• _DO THIS_: Repeat every entry in the listing below, exactly.
▼
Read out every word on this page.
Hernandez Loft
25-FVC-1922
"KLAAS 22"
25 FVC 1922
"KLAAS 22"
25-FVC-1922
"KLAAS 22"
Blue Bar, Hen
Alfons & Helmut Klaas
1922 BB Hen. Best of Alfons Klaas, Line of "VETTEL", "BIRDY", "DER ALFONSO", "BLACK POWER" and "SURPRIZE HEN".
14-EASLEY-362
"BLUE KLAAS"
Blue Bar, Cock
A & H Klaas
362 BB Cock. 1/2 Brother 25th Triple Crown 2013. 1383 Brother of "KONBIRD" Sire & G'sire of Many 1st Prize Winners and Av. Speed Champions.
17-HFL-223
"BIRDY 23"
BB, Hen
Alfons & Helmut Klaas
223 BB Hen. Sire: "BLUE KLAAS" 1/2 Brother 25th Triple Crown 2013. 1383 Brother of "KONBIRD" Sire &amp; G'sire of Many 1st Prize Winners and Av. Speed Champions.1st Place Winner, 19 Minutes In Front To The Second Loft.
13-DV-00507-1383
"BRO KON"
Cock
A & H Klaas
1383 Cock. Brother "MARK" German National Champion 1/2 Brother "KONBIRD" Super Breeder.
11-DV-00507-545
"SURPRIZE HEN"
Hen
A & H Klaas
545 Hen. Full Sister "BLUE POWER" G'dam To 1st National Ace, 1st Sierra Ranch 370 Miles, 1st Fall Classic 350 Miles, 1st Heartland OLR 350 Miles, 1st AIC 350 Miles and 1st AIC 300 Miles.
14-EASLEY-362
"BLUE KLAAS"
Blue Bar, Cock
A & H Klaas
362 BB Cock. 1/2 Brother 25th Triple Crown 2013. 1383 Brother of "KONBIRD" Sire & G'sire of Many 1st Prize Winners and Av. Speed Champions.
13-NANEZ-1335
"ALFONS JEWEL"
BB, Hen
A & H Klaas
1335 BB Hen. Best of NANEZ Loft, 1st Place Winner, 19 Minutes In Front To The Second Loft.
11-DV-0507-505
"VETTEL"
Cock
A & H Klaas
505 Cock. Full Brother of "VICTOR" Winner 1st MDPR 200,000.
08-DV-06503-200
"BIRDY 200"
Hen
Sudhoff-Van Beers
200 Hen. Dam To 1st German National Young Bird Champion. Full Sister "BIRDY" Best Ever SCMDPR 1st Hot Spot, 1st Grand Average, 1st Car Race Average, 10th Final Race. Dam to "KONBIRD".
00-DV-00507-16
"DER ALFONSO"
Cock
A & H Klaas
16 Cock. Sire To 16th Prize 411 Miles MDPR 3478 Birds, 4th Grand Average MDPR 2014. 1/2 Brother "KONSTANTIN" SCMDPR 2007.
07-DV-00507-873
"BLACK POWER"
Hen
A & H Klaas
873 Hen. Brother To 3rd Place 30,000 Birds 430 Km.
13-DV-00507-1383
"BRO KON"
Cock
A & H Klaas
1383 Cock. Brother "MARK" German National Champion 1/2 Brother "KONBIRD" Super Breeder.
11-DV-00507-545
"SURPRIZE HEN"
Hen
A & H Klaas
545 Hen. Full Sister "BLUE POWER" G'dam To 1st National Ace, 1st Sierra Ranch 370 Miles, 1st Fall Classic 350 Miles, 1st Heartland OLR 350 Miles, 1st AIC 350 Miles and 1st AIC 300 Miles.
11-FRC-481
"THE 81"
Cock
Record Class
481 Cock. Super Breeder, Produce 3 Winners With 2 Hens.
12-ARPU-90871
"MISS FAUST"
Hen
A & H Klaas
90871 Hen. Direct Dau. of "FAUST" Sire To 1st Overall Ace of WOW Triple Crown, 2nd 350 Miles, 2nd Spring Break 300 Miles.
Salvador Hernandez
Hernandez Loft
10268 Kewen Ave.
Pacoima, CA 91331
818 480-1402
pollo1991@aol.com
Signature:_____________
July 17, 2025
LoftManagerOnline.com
▲
• _ANSWER BELOW_:
Read out every word on this page.
Hernandez Loft
25-FVC-1922
"KLAAS 22"
25 FVC 1922
"KLAAS 22"
25-FVC-1922
"KLAAS 22"
Blue Bar, Hen
Alfons & Helmut Klaas
1922 BB Hen. Best of Alfons Klaas, Line of "VETTEL", "BIRDY", "DER ALFONSO", "BLACK POWER" and "SURPRIZE HEN".
14-EASLEY-362
"BLUE KLAAS"
Blue Bar, Cock
A & H Klaas
362 BB Cock. 1/2 Brother 25th Triple Crown 2013. 1383 Brother of "KONBIRD" Sire & G'sire of Many 1st Prize Winners and Av. Speed Champions.
17-HFL-223
"BIRDY 23"
BB, Hen
Alfons & Helmut Klaas
223 BB Hen. Sire: "BLUE KLAAS" 1/2 Brother 25th Triple Crown 2013. 1383 Brother of "KONBIRD" Sire &amp; G'sire of Many 1st Prize Winners and Av. Speed Champions.1st Place Winner, 19 Minutes In Front To The Second Loft.
13-DV-00507-1383
"BRO KON"
Cock
A & H Klaas
1383 Cock. Brother "MARK" German National Champion 1/2 Brother "KONBIRD" Super Breeder.
11-DV-00507-545
"SURPRIZE HEN"
Hen
A & H Klaas
545 Hen. Full Sister "BLUE POWER" G'dam To 1st National Ace, 1st Sierra Ranch 370 Miles, 1st Fall Classic 350 Miles, 1st Heartland OLR 350 Miles, 1st AIC 350 Miles and 1st AIC 300 Miles.
14-EASLEY-362
"BLUE KLAAS"
Blue Bar, Cock
A & H Klaas
362 BB Cock. 1/2 Brother 25th Triple Crown 2013. 1383 Brother of "KONBIRD" Sire & G'sire of Many 1st Prize Winners and Av. Speed Champions.
13-NANEZ-1335
"ALFONS JEWEL"
BB, Hen
A & H Klaas
1335 BB Hen. Best of NANEZ Loft, 1st Place Winner, 19 Minutes In Front To The Second Loft.
11-DV-0507-505
"VETTEL"
Cock
A & H Klaas
505 Cock. Full Brother of "VICTOR" Winner 1st MDPR 200,000.
08-DV-06503-200
"BIRDY 200"
Hen
Sudhoff-Van Beers
200 Hen. Dam To 1st German National Young Bird Champion. Full Sister "BIRDY" Best Ever SCMDPR 1st Hot Spot, 1st Grand Average, 1st Car Race Average, 10th Final Race. Dam to "KONBIRD".
00-DV-00507-16
"DER ALFONSO"
Cock
A & H Klaas
16 Cock. Sire To 16th Prize 411 Miles MDPR 3478 Birds, 4th Grand Average MDPR 2014. 1/2 Brother "KONSTANTIN" SCMDPR 2007.
07-DV-00507-873
"BLACK POWER"
Hen
A & H Klaas
873 Hen. Brother To 3rd Place 30,000 Birds 430 Km.
13-DV-00507-1383
"BRO KON"
Cock
A & H Klaas
1383 Cock. Brother "MARK" German National Champion 1/2 Brother "KONBIRD" Super Breeder.
11-DV-00507-545
"SURPRIZE HEN"
Hen
A & H Klaas
545 Hen. Full Sister "BLUE POWER" G'dam To 1st National Ace, 1st Sierra Ranch 370 Miles, 1st Fall Classic 350 Miles, 1st Heartland OLR 350 Miles, 1st AIC 350 Miles and 1st AIC 300 Miles.
11-FRC-481
"THE 81"
Cock
Record Class
481 Cock. Super Breeder, Produce 3 Winners With 2 Hens.
12-ARPU-90871
"MISS FAUST"
Hen
A & H Klaas
90871 Hen. Direct Dau. of "FAUST" Sire To 1st Overall Ace of WOW Triple Crown, 2nd 350 Miles, 2nd Spring Break 300 Miles.
Salvador Hernandez
Hernandez Loft
10268 Kewen Ave.
Pacoima, CA 91331
818 480-1402
pollo1991@aol.com
Signature:_____________
July 17, 2025
LoftManagerOnline.com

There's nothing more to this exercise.